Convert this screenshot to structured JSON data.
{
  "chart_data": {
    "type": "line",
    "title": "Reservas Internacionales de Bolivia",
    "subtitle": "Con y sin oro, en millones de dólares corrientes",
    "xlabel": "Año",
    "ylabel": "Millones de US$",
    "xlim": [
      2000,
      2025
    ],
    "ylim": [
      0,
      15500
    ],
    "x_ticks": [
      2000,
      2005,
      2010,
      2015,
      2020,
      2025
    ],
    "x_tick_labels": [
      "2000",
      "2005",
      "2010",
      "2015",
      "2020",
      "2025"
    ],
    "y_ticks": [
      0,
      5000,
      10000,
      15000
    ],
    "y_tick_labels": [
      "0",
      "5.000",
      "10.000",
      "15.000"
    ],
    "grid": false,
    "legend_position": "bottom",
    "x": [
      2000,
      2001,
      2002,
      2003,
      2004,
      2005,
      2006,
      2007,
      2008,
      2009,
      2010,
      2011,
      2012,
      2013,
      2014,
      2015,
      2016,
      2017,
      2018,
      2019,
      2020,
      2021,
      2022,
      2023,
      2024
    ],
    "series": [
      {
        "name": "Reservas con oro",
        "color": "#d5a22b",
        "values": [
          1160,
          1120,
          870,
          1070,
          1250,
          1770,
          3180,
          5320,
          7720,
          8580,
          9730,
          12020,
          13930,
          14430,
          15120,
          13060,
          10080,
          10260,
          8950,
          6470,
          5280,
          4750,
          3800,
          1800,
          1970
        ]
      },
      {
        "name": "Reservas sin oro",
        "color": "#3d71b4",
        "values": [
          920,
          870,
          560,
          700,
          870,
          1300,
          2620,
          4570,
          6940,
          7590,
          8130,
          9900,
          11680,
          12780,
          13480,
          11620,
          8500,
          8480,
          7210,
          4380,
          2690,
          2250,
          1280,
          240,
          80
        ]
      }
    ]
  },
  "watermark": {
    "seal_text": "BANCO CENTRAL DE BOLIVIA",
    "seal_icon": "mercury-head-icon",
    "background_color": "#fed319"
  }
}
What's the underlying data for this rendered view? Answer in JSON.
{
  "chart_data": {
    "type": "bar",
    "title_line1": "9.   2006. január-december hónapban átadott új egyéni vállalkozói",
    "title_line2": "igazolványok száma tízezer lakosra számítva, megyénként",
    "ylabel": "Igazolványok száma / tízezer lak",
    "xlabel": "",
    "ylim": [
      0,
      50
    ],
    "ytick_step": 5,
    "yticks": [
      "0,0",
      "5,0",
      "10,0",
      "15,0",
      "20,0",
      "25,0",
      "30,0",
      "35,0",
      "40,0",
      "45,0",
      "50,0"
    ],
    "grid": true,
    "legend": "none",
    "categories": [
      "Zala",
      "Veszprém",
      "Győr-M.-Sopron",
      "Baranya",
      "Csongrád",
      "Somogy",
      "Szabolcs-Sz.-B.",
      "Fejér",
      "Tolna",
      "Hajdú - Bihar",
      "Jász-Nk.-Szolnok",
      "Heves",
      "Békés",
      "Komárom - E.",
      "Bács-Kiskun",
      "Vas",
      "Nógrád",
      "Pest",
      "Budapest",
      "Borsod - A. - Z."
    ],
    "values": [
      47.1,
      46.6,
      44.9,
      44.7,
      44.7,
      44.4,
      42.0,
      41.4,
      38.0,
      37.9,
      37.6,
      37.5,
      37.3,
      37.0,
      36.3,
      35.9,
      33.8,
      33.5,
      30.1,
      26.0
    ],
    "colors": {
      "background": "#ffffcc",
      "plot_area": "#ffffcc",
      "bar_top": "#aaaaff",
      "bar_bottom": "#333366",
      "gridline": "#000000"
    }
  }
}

◆ OBJECTIVE: Take the entries above and copy them out exactly.

◆ RESULT OF THIS TASK:
Convert this screenshot to structured JSON data.
{
  "chart_data": {
    "type": "line",
    "title": "Reservas Internacionales de Bolivia",
    "subtitle": "Con y sin oro, en millones de dólares corrientes",
    "xlabel": "Año",
    "ylabel": "Millones de US$",
    "xlim": [
      2000,
      2025
    ],
    "ylim": [
      0,
      15500
    ],
    "x_ticks": [
      2000,
      2005,
      2010,
      2015,
      2020,
      2025
    ],
    "x_tick_labels": [
      "2000",
      "2005",
      "2010",
      "2015",
      "2020",
      "2025"
    ],
    "y_ticks": [
      0,
      5000,
      10000,
      15000
    ],
    "y_tick_labels": [
      "0",
      "5.000",
      "10.000",
      "15.000"
    ],
    "grid": false,
    "legend_position": "bottom",
    "x": [
      2000,
      2001,
      2002,
      2003,
      2004,
      2005,
      2006,
      2007,
      2008,
      2009,
      2010,
      2011,
      2012,
      2013,
      2014,
      2015,
      2016,
      2017,
      2018,
      2019,
      2020,
      2021,
      2022,
      2023,
      2024
    ],
    "series": [
      {
        "name": "Reservas con oro",
        "color": "#d5a22b",
        "values": [
          1160,
          1120,
          870,
          1070,
          1250,
          1770,
          3180,
          5320,
          7720,
          8580,
          9730,
          12020,
          13930,
          14430,
          15120,
          13060,
          10080,
          10260,
          8950,
          6470,
          5280,
          4750,
          3800,
          1800,
          1970
        ]
      },
      {
        "name": "Reservas sin oro",
        "color": "#3d71b4",
        "values": [
          920,
          870,
          560,
          700,
          870,
          1300,
          2620,
          4570,
          6940,
          7590,
          8130,
          9900,
          11680,
          12780,
          13480,
          11620,
          8500,
          8480,
          7210,
          4380,
          2690,
          2250,
          1280,
          240,
          80
        ]
      }
    ]
  },
  "watermark": {
    "seal_text": "BANCO CENTRAL DE BOLIVIA",
    "seal_icon": "mercury-head-icon",
    "background_color": "#fed319"
  }
}
What's the underlying data for this rendered view? Answer in JSON.
{
  "chart_data": {
    "type": "bar",
    "title_line1": "9.   2006. január-december hónapban átadott új egyéni vállalkozói",
    "title_line2": "igazolványok száma tízezer lakosra számítva, megyénként",
    "ylabel": "Igazolványok száma / tízezer lak",
    "xlabel": "",
    "ylim": [
      0,
      50
    ],
    "ytick_step": 5,
    "yticks": [
      "0,0",
      "5,0",
      "10,0",
      "15,0",
      "20,0",
      "25,0",
      "30,0",
      "35,0",
      "40,0",
      "45,0",
      "50,0"
    ],
    "grid": true,
    "legend": "none",
    "categories": [
      "Zala",
      "Veszprém",
      "Győr-M.-Sopron",
      "Baranya",
      "Csongrád",
      "Somogy",
      "Szabolcs-Sz.-B.",
      "Fejér",
      "Tolna",
      "Hajdú - Bihar",
      "Jász-Nk.-Szolnok",
      "Heves",
      "Békés",
      "Komárom - E.",
      "Bács-Kiskun",
      "Vas",
      "Nógrád",
      "Pest",
      "Budapest",
      "Borsod - A. - Z."
    ],
    "values": [
      47.1,
      46.6,
      44.9,
      44.7,
      44.7,
      44.4,
      42.0,
      41.4,
      38.0,
      37.9,
      37.6,
      37.5,
      37.3,
      37.0,
      36.3,
      35.9,
      33.8,
      33.5,
      30.1,
      26.0
    ],
    "colors": {
      "background": "#ffffcc",
      "plot_area": "#ffffcc",
      "bar_top": "#aaaaff",
      "bar_bottom": "#333366",
      "gridline": "#000000"
    }
  }
}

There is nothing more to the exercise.